Given records:
((
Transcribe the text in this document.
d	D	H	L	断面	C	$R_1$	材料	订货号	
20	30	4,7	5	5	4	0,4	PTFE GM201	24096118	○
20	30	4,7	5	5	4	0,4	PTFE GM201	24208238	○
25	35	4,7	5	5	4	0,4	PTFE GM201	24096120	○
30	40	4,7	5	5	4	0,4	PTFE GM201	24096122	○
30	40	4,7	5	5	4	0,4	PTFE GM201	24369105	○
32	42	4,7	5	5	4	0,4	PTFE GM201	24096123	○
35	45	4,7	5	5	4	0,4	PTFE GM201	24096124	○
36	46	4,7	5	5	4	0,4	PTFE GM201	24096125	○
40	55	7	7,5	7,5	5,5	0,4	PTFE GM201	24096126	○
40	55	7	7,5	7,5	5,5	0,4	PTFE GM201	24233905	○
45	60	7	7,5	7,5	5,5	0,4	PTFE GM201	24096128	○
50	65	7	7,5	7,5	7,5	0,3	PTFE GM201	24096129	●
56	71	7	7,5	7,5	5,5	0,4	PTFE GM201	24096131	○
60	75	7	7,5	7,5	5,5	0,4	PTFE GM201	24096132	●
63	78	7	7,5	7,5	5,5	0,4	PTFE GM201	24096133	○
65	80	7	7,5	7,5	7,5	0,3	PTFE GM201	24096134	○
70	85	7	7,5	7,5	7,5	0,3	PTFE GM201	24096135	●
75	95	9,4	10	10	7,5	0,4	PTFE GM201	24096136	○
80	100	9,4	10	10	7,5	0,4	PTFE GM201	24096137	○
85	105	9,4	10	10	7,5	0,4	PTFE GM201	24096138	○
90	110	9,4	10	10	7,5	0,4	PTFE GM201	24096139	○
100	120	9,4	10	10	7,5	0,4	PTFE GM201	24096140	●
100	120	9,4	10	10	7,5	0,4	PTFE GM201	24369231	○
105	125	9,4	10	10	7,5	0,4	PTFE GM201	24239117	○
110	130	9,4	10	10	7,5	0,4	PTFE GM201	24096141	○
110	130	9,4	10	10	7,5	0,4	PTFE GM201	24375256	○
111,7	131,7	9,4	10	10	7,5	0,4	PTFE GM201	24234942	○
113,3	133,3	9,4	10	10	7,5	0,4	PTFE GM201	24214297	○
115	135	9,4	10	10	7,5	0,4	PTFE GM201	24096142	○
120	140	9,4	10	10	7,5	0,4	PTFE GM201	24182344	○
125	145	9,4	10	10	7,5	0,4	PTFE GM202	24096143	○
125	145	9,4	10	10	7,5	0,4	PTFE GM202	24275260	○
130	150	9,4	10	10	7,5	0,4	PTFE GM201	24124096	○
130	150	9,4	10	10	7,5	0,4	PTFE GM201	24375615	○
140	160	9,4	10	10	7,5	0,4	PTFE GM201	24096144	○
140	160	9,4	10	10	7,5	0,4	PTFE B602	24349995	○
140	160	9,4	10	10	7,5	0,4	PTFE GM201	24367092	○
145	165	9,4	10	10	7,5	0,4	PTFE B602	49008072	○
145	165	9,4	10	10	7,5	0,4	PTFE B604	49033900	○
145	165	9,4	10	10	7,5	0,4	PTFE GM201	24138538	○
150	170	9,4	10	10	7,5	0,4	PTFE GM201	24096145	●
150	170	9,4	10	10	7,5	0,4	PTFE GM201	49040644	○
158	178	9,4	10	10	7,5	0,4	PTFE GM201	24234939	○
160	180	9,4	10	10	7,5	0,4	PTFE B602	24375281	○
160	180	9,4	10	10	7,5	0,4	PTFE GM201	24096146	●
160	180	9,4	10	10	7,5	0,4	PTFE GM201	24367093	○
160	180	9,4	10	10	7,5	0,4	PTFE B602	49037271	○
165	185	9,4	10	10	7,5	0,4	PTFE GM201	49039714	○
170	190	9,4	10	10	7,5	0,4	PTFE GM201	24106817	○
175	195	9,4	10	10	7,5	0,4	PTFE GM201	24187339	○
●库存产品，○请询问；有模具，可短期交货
))
Challenge:
Reproduce every line above without error.

Finished answer:
Transcribe the text in this document.
d	D	H	L	断面	C	$R_1$	材料	订货号	
20	30	4,7	5	5	4	0,4	PTFE GM201	24096118	○
20	30	4,7	5	5	4	0,4	PTFE GM201	24208238	○
25	35	4,7	5	5	4	0,4	PTFE GM201	24096120	○
30	40	4,7	5	5	4	0,4	PTFE GM201	24096122	○
30	40	4,7	5	5	4	0,4	PTFE GM201	24369105	○
32	42	4,7	5	5	4	0,4	PTFE GM201	24096123	○
35	45	4,7	5	5	4	0,4	PTFE GM201	24096124	○
36	46	4,7	5	5	4	0,4	PTFE GM201	24096125	○
40	55	7	7,5	7,5	5,5	0,4	PTFE GM201	24096126	○
40	55	7	7,5	7,5	5,5	0,4	PTFE GM201	24233905	○
45	60	7	7,5	7,5	5,5	0,4	PTFE GM201	24096128	○
50	65	7	7,5	7,5	7,5	0,3	PTFE GM201	24096129	●
56	71	7	7,5	7,5	5,5	0,4	PTFE GM201	24096131	○
60	75	7	7,5	7,5	5,5	0,4	PTFE GM201	24096132	●
63	78	7	7,5	7,5	5,5	0,4	PTFE GM201	24096133	○
65	80	7	7,5	7,5	7,5	0,3	PTFE GM201	24096134	○
70	85	7	7,5	7,5	7,5	0,3	PTFE GM201	24096135	●
75	95	9,4	10	10	7,5	0,4	PTFE GM201	24096136	○
80	100	9,4	10	10	7,5	0,4	PTFE GM201	24096137	○
85	105	9,4	10	10	7,5	0,4	PTFE GM201	24096138	○
90	110	9,4	10	10	7,5	0,4	PTFE GM201	24096139	○
100	120	9,4	10	10	7,5	0,4	PTFE GM201	24096140	●
100	120	9,4	10	10	7,5	0,4	PTFE GM201	24369231	○
105	125	9,4	10	10	7,5	0,4	PTFE GM201	24239117	○
110	130	9,4	10	10	7,5	0,4	PTFE GM201	24096141	○
110	130	9,4	10	10	7,5	0,4	PTFE GM201	24375256	○
111,7	131,7	9,4	10	10	7,5	0,4	PTFE GM201	24234942	○
113,3	133,3	9,4	10	10	7,5	0,4	PTFE GM201	24214297	○
115	135	9,4	10	10	7,5	0,4	PTFE GM201	24096142	○
120	140	9,4	10	10	7,5	0,4	PTFE GM201	24182344	○
125	145	9,4	10	10	7,5	0,4	PTFE GM202	24096143	○
125	145	9,4	10	10	7,5	0,4	PTFE GM202	24275260	○
130	150	9,4	10	10	7,5	0,4	PTFE GM201	24124096	○
130	150	9,4	10	10	7,5	0,4	PTFE GM201	24375615	○
140	160	9,4	10	10	7,5	0,4	PTFE GM201	24096144	○
140	160	9,4	10	10	7,5	0,4	PTFE B602	24349995	○
140	160	9,4	10	10	7,5	0,4	PTFE GM201	24367092	○
145	165	9,4	10	10	7,5	0,4	PTFE B602	49008072	○
145	165	9,4	10	10	7,5	0,4	PTFE B604	49033900	○
145	165	9,4	10	10	7,5	0,4	PTFE GM201	24138538	○
150	170	9,4	10	10	7,5	0,4	PTFE GM201	24096145	●
150	170	9,4	10	10	7,5	0,4	PTFE GM201	49040644	○
158	178	9,4	10	10	7,5	0,4	PTFE GM201	24234939	○
160	180	9,4	10	10	7,5	0,4	PTFE B602	24375281	○
160	180	9,4	10	10	7,5	0,4	PTFE GM201	24096146	●
160	180	9,4	10	10	7,5	0,4	PTFE GM201	24367093	○
160	180	9,4	10	10	7,5	0,4	PTFE B602	49037271	○
165	185	9,4	10	10	7,5	0,4	PTFE GM201	49039714	○
170	190	9,4	10	10	7,5	0,4	PTFE GM201	24106817	○
175	195	9,4	10	10	7,5	0,4	PTFE GM201	24187339	○
●库存产品，○请询问；有模具，可短期交货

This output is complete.